Patches in composer.json:

"patches": {
    "drupal/views_data_export": {
        "patch #170": "https://www.drupal.org/files/issues/2018-11-19/2789531-170.patch",
        "patch #168": "https://www.drupal.org/files/issues/2018-11-08/views_data_export_batch_xlsx_fix.patch"
    }
}

Note: I am adding my notes for a quick set up with Lando.

anpolimus’s picture

@jlvelasco I think, your issue is not connected with batch.
Can you test your view on small amount of data that don't require batch?

mhmd’s picture

#170 works fine with me on drupal 8.5.8

Big thanks to all contributors, I hope these patches views_data_export_batch_xlsx_fix.patch & 2789531-169.patch applied to dev version at least soon to be easy get that feature.

mahfuznz’s picture

Hi,

I am using Drupal 8.5.3 at the moment with views_data_export. I want to implement batch operation for bigger downloads of CSV and XLS file. Which patch should I apply first? views_data_export_batch_xlsx_fix.patch or 2789531-169.patch

I tried to apply 2789531-169.patch using the command from the root views_data_export module directory

patch -p1 < path/2789531-169.patch

Following were shown after executing the command:

patching file config/schema/views_data_export.views.schema.yml
patching file src/Plugin/views/display/DataExport.php
Hunk #8 FAILED at 419.
1 out of 8 hunks FAILED -- saving rejects to file src/Plugin/views/display/DataExport.php.rej
patching file src/Plugin/views/style/DataExport.php
Hunk #3 succeeded at 278 (offset -15 lines).
================
• WRITTEN INSTRUCTION 1:
In the patch thread, which Drupal version does mhmd say patch #170 works on?
• WRITTEN INSTRUCTION 2:
Return the part of the patch thread starting at "mhmd’s picture" and ending at "get that feature.".
These records have no connection to the patch thread.

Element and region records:
================
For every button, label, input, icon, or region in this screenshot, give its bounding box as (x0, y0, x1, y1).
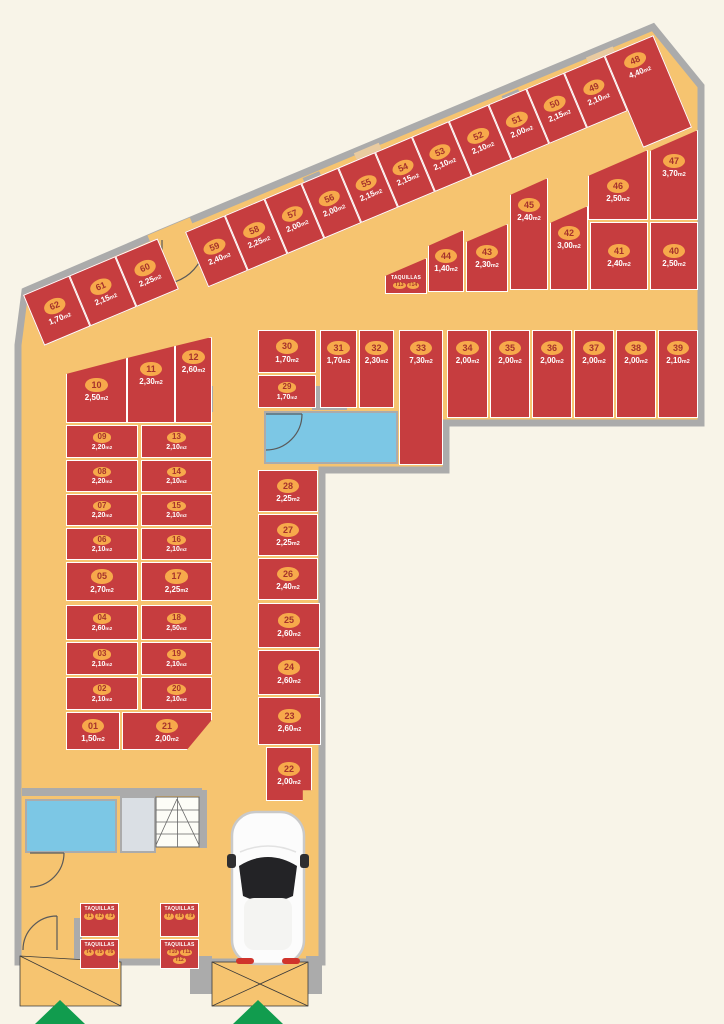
taquilla-tag: T12 (173, 957, 186, 964)
taquilla-tag: T13 (393, 282, 406, 289)
taquillas-label: TAQUILLAS (391, 275, 421, 281)
taquilla-tag: T11 (180, 949, 192, 956)
taquillas-label: TAQUILLAS (164, 906, 194, 912)
taquillas-box-4[interactable]: TAQUILLAST10T11T12 (160, 939, 199, 969)
taquilla-tag: T9 (185, 913, 195, 920)
taquillas-label: TAQUILLAS (164, 942, 194, 948)
taquillas-box-mid[interactable]: TAQUILLAST13T14 (385, 258, 427, 294)
taquillas-box-1[interactable]: TAQUILLAST1T2T3 (80, 903, 119, 937)
taquillas-box-2[interactable]: TAQUILLAST4T5T6 (80, 939, 119, 969)
taquillas-label: TAQUILLAS (84, 942, 114, 948)
taquilla-tag: T14 (407, 282, 420, 289)
taquilla-tag: T3 (105, 913, 115, 920)
taquillas-box-3[interactable]: TAQUILLAST7T8T9 (160, 903, 199, 937)
taquilla-tag: T5 (95, 949, 105, 956)
taquilla-tag: T8 (175, 913, 185, 920)
taquilla-tag: T7 (164, 913, 174, 920)
taquilla-tag: T10 (167, 949, 180, 956)
taquilla-tag: T4 (84, 949, 94, 956)
taquilla-tag: T6 (105, 949, 115, 956)
taquilla-tag: T1 (84, 913, 94, 920)
taquillas-label: TAQUILLAS (84, 906, 114, 912)
taquillas-layer: TAQUILLAST13T14TAQUILLAST1T2T3TAQUILLAST… (0, 0, 724, 1024)
storage-floor-plan: 011,50m2022,10m2032,10m2042,60m2052,70m2… (0, 0, 724, 1024)
taquilla-tag: T2 (95, 913, 105, 920)
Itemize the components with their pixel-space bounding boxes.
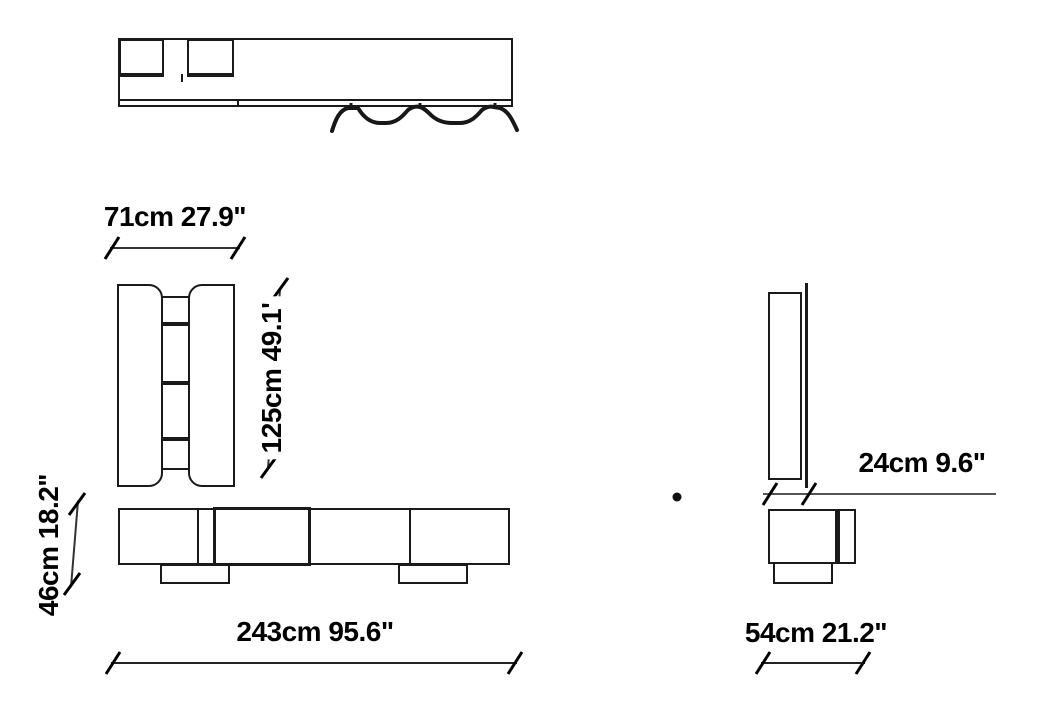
dim-label-top-width: 71cm 27.9" <box>104 201 246 233</box>
dim-label-base-height: 46cm 18.2" <box>33 474 65 616</box>
dim-label-panel-height: 125cm 49.1' <box>256 297 288 460</box>
dot-marker <box>673 493 682 502</box>
dimension-lines-layer <box>0 0 1052 728</box>
wave-decoration-icon <box>332 107 517 131</box>
dim-label-base-depth: 54cm 21.2" <box>745 617 887 649</box>
dim-label-panel-depth: 24cm 9.6" <box>858 447 985 479</box>
dim-line-base-height <box>71 501 78 587</box>
furniture-dimension-drawing: 71cm 27.9" 125cm 49.1' 46cm 18.2" 243cm … <box>0 0 1052 728</box>
dim-label-total-width: 243cm 95.6" <box>236 616 393 648</box>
================
• FULL ANSWER 1:
Drupal 8.5.8

• FULL ANSWER 2:
mhmd’s picture

#170 works fine with me on drupal 8.5.8

Big thanks to all contributors, I hope these patches views_data_export_batch_xlsx_fix.patch & 2789531-169.patch applied to dev version at least soon to be easy get that feature.